### INSTRUCTIONS FOR THE TASK
Search the listing for "output" and copy every line where it appears.

╭──

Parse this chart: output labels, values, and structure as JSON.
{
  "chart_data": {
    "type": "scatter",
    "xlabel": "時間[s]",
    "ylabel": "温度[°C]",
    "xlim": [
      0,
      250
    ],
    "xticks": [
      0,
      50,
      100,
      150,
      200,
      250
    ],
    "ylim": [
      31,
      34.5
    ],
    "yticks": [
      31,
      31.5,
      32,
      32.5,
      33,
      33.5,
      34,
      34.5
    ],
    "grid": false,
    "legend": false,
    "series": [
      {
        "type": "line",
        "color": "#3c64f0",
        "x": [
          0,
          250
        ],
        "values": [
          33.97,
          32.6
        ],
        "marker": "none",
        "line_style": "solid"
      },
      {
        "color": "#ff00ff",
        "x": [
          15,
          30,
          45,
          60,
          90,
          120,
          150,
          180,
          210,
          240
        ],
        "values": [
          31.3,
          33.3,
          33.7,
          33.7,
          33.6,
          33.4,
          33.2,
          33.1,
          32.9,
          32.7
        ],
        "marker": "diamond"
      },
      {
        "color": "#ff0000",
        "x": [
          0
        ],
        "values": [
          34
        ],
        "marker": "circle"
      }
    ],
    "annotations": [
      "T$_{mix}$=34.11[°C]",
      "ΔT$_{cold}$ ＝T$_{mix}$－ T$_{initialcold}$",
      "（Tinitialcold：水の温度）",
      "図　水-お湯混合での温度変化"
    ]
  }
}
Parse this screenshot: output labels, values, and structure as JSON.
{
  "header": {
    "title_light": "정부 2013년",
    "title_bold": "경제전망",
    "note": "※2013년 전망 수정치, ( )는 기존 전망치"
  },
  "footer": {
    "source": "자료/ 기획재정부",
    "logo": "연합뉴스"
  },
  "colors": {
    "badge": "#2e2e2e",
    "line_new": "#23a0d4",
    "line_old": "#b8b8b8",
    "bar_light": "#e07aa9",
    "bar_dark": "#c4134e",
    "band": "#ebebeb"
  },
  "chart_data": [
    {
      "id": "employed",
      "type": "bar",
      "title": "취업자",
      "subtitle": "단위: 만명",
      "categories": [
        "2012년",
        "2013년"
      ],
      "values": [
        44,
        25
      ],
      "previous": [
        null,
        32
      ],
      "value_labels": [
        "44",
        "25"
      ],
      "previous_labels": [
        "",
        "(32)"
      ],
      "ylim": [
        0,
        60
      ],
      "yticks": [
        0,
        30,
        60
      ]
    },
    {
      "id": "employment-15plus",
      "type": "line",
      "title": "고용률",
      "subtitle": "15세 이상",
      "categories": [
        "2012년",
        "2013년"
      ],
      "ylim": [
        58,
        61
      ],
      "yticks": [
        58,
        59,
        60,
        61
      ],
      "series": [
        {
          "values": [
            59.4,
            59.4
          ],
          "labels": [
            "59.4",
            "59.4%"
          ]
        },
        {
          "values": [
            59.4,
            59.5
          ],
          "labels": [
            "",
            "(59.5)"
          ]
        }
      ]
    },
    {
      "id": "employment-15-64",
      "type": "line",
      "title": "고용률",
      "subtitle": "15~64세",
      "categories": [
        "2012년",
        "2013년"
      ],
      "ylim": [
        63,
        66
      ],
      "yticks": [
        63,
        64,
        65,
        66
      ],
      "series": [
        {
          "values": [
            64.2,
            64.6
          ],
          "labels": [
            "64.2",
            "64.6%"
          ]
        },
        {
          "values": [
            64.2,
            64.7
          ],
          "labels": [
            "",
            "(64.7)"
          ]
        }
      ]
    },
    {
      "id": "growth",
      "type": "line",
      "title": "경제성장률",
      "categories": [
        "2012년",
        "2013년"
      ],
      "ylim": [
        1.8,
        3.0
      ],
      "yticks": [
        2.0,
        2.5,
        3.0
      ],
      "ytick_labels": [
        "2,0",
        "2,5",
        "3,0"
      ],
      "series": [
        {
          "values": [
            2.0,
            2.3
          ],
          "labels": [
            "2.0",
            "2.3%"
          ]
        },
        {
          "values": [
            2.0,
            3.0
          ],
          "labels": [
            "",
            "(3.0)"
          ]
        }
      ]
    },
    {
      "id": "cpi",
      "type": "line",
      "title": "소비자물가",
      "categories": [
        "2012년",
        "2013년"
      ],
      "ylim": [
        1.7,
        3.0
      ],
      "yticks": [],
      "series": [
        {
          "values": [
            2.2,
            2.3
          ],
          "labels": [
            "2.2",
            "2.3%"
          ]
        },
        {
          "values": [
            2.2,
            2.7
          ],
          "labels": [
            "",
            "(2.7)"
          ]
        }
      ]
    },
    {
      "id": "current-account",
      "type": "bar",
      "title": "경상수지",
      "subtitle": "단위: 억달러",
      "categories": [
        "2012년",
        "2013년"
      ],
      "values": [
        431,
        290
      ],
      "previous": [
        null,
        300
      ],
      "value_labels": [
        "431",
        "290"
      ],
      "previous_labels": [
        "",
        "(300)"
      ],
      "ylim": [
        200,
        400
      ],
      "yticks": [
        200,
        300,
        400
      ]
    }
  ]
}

╰──

### ANSWER TO THE TASK
Parse this chart: output labels, values, and structure as JSON.
Parse this screenshot: output labels, values, and structure as JSON.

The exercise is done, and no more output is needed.